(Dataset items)
(begin)

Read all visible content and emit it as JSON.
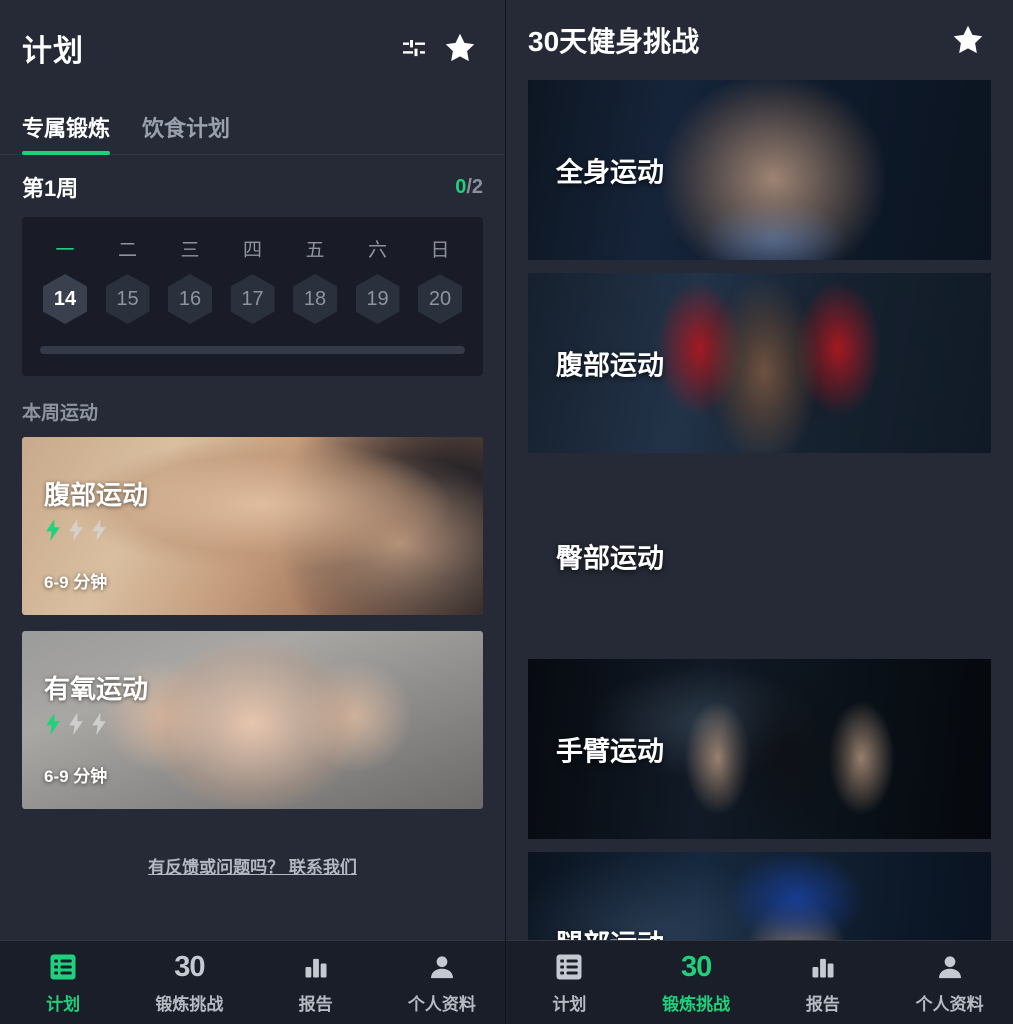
{
  "left": {
    "header": {
      "title": "计划",
      "filter_icon": "sliders-icon",
      "star_icon": "star-icon"
    },
    "tabs": [
      {
        "label": "专属锻炼",
        "active": true
      },
      {
        "label": "饮食计划",
        "active": false
      }
    ],
    "week": {
      "label": "第1周",
      "completed": "0",
      "total": "/2"
    },
    "calendar": {
      "day_names": [
        "一",
        "二",
        "三",
        "四",
        "五",
        "六",
        "日"
      ],
      "dates": [
        "14",
        "15",
        "16",
        "17",
        "18",
        "19",
        "20"
      ],
      "selected_index": 0,
      "today_index": 0,
      "progress_percent": 0
    },
    "section_title": "本周运动",
    "workouts": [
      {
        "title": "腹部运动",
        "duration": "6-9 分钟",
        "difficulty": 1,
        "difficulty_max": 3,
        "image": "abs-workout-photo"
      },
      {
        "title": "有氧运动",
        "duration": "6-9 分钟",
        "difficulty": 1,
        "difficulty_max": 3,
        "image": "cardio-workout-photo"
      }
    ],
    "feedback": "有反馈或问题吗？ 联系我们",
    "nav": [
      {
        "label": "计划",
        "icon": "list-icon",
        "active": true
      },
      {
        "label": "锻炼挑战",
        "icon": "30-icon",
        "active": false
      },
      {
        "label": "报告",
        "icon": "bar-chart-icon",
        "active": false
      },
      {
        "label": "个人资料",
        "icon": "person-icon",
        "active": false
      }
    ]
  },
  "right": {
    "header": {
      "title": "30天健身挑战",
      "star_icon": "star-icon"
    },
    "challenges": [
      {
        "title": "全身运动",
        "image": "full-body-photo"
      },
      {
        "title": "腹部运动",
        "image": "abs-photo"
      },
      {
        "title": "臀部运动",
        "image": "hip-photo"
      },
      {
        "title": "手臂运动",
        "image": "arm-photo"
      },
      {
        "title": "腿部运动",
        "image": "leg-photo"
      }
    ],
    "nav": [
      {
        "label": "计划",
        "icon": "list-icon",
        "active": false
      },
      {
        "label": "锻炼挑战",
        "icon": "30-icon",
        "active": true
      },
      {
        "label": "报告",
        "icon": "bar-chart-icon",
        "active": false
      },
      {
        "label": "个人资料",
        "icon": "person-icon",
        "active": false
      }
    ]
  },
  "colors": {
    "accent": "#1fd17c",
    "background": "#252a36",
    "card": "#191c26",
    "navbar": "#1a1e28"
  }
}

(end)

GIVEN REQUEST
The material above must be printed exactly, with its pictures left out.

THE REPLY
Read all visible content and emit it as JSON.
{
  "left": {
    "header": {
      "title": "计划",
      "filter_icon": "sliders-icon",
      "star_icon": "star-icon"
    },
    "tabs": [
      {
        "label": "专属锻炼",
        "active": true
      },
      {
        "label": "饮食计划",
        "active": false
      }
    ],
    "week": {
      "label": "第1周",
      "completed": "0",
      "total": "/2"
    },
    "calendar": {
      "day_names": [
        "一",
        "二",
        "三",
        "四",
        "五",
        "六",
        "日"
      ],
      "dates": [
        "14",
        "15",
        "16",
        "17",
        "18",
        "19",
        "20"
      ],
      "selected_index": 0,
      "today_index": 0,
      "progress_percent": 0
    },
    "section_title": "本周运动",
    "workouts": [
      {
        "title": "腹部运动",
        "duration": "6-9 分钟",
        "difficulty": 1,
        "difficulty_max": 3,
        "image": "abs-workout-photo"
      },
      {
        "title": "有氧运动",
        "duration": "6-9 分钟",
        "difficulty": 1,
        "difficulty_max": 3,
        "image": "cardio-workout-photo"
      }
    ],
    "feedback": "有反馈或问题吗？ 联系我们",
    "nav": [
      {
        "label": "计划",
        "icon": "list-icon",
        "active": true
      },
      {
        "label": "锻炼挑战",
        "icon": "30-icon",
        "active": false
      },
      {
        "label": "报告",
        "icon": "bar-chart-icon",
        "active": false
      },
      {
        "label": "个人资料",
        "icon": "person-icon",
        "active": false
      }
    ]
  },
  "right": {
    "header": {
      "title": "30天健身挑战",
      "star_icon": "star-icon"
    },
    "challenges": [
      {
        "title": "全身运动",
        "image": "full-body-photo"
      },
      {
        "title": "腹部运动",
        "image": "abs-photo"
      },
      {
        "title": "臀部运动",
        "image": "hip-photo"
      },
      {
        "title": "手臂运动",
        "image": "arm-photo"
      },
      {
        "title": "腿部运动",
        "image": "leg-photo"
      }
    ],
    "nav": [
      {
        "label": "计划",
        "icon": "list-icon",
        "active": false
      },
      {
        "label": "锻炼挑战",
        "icon": "30-icon",
        "active": true
      },
      {
        "label": "报告",
        "icon": "bar-chart-icon",
        "active": false
      },
      {
        "label": "个人资料",
        "icon": "person-icon",
        "active": false
      }
    ]
  },
  "colors": {
    "accent": "#1fd17c",
    "background": "#252a36",
    "card": "#191c26",
    "navbar": "#1a1e28"
  }
}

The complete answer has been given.